*Lines of data:*
◆ ◆ ◆ ◆ ◆ ◆ ◆
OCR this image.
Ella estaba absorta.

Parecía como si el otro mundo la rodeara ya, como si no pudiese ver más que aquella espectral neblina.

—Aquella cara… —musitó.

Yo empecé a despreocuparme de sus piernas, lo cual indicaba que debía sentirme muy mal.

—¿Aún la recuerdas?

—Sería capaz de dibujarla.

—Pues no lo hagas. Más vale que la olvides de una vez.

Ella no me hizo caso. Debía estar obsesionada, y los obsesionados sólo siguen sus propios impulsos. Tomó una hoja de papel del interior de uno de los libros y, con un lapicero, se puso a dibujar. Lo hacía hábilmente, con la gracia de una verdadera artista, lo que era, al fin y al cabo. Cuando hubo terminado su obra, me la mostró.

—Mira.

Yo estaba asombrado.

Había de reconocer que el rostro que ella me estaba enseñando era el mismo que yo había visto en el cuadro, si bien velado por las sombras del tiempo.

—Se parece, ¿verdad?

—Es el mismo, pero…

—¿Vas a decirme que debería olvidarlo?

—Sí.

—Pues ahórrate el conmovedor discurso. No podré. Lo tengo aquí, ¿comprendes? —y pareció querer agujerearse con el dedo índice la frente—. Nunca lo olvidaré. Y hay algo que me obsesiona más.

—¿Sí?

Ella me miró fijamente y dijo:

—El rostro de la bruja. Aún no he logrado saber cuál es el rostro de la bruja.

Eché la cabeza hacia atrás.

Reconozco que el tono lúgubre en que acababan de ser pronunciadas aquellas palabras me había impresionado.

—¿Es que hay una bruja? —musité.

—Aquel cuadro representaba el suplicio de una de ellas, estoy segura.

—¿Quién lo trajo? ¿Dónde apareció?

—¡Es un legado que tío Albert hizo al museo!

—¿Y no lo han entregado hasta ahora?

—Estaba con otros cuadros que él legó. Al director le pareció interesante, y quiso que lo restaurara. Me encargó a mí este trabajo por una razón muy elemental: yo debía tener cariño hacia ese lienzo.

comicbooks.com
◆ ◆ ◆ ◆ ◆ ◆ ◆
*Aim:*
Identify the lines above that contain the word "mismo", then copy them.

*Completed task:*
Había de reconocer que el rostro que ella me estaba enseñando era el mismo que yo había visto en el cuadro, si bien velado por las sombras del tiempo.
—Es el mismo, pero…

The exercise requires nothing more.